■ **MATERIAL PROVIDED**
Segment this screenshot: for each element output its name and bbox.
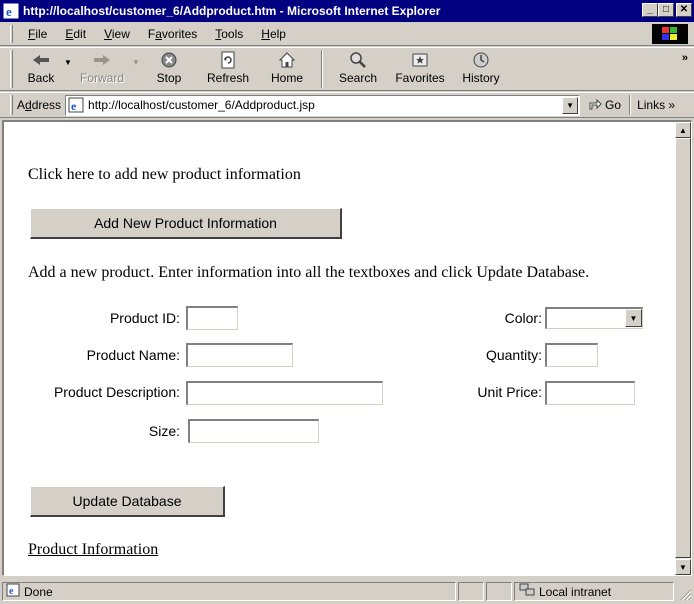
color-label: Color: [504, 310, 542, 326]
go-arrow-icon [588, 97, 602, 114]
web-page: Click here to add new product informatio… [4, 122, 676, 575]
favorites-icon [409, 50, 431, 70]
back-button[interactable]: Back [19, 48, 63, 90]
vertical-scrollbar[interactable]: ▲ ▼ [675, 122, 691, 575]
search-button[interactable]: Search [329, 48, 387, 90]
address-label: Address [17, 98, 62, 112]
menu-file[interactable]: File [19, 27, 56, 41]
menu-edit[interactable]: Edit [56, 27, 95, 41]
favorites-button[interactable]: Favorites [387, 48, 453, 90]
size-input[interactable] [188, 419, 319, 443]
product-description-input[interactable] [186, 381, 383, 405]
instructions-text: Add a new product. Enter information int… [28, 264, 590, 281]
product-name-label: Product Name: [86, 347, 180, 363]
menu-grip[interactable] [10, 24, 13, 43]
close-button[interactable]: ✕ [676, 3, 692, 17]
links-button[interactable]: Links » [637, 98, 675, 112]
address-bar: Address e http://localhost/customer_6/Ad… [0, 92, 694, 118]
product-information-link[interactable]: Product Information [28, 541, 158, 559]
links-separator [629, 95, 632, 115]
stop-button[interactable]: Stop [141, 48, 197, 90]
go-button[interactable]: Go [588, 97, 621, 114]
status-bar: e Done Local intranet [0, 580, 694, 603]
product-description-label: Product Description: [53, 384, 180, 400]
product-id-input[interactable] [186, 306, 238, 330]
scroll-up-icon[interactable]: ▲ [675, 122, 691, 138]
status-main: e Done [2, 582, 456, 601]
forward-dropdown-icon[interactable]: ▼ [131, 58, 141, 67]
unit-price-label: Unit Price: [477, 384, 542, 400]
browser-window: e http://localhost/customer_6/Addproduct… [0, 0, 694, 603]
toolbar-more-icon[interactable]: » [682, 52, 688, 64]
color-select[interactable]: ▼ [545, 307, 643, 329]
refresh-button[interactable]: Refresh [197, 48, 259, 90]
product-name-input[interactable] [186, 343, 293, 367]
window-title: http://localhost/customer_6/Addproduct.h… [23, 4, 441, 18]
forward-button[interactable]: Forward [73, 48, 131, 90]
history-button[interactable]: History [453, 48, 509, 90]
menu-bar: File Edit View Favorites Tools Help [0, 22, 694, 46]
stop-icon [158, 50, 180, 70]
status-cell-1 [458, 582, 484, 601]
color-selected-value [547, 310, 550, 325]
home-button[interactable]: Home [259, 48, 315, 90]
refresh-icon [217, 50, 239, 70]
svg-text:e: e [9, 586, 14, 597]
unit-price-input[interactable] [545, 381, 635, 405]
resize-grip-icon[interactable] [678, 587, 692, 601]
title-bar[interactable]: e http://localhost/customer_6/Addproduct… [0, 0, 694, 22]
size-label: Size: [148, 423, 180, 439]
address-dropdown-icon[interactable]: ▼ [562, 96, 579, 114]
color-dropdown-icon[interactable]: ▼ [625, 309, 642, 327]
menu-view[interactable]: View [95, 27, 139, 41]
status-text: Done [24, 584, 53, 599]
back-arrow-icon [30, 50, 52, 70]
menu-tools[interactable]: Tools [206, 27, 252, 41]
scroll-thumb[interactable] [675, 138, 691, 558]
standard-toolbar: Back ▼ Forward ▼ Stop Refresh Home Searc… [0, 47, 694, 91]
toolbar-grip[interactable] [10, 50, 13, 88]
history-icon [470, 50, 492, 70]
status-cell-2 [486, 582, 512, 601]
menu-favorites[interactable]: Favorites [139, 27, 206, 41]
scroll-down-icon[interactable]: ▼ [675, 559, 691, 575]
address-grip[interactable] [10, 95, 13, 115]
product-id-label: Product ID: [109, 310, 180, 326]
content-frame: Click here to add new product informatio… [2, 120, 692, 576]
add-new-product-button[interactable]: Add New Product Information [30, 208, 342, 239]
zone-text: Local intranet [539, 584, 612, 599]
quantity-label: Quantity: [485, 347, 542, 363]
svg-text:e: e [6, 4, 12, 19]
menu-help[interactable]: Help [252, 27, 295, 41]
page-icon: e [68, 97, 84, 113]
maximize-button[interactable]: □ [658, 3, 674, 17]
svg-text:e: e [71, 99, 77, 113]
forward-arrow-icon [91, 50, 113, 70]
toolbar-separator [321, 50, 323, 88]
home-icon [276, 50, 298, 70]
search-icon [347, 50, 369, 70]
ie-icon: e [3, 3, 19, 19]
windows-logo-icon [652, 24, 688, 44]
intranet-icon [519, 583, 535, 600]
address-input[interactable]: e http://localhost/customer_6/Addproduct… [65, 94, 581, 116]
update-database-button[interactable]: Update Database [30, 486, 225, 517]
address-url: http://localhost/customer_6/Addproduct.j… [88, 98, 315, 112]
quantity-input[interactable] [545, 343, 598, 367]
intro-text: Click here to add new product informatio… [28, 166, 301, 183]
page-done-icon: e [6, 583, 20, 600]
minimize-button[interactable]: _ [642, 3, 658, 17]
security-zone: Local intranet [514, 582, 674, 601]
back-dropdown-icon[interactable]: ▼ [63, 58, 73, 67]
--
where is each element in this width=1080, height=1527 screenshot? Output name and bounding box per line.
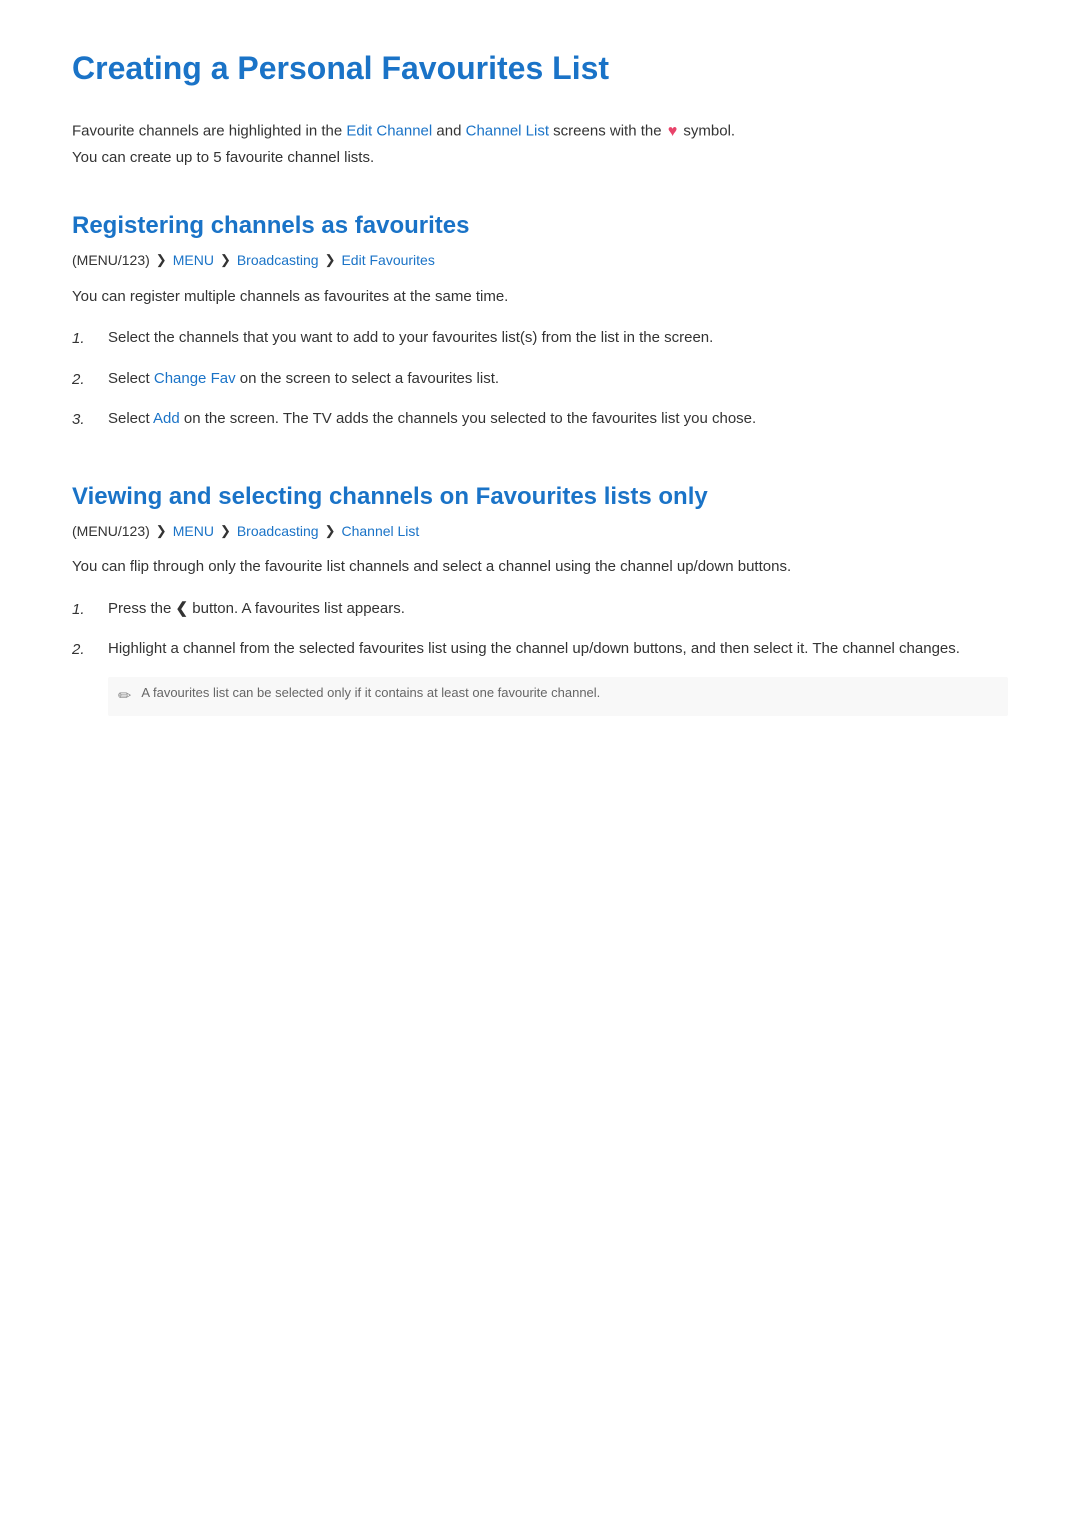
==
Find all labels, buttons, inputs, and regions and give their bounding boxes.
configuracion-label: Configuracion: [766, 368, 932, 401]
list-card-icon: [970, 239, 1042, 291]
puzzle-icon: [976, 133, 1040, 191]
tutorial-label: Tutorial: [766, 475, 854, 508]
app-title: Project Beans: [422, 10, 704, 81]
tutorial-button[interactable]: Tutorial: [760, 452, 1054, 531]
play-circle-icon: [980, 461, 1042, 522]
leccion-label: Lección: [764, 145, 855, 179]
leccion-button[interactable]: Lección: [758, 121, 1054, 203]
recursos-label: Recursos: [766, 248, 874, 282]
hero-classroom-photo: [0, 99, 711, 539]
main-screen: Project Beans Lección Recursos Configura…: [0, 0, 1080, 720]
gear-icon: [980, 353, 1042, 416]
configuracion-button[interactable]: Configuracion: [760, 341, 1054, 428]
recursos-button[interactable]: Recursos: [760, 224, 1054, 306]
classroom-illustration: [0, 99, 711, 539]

■ **INSTRUCTIONS FOR THE TASK**
Locate each line above that contains the word "element" and copy those lines in full. Case counts, so match only that exact capitalization.

■ **SOLUTION TO THIS EXERCISE**
Segment this screenshot: for each element output its name and bbox.
where is each element in this width=1080, height=1527 screenshot? Output name and bounding box per line.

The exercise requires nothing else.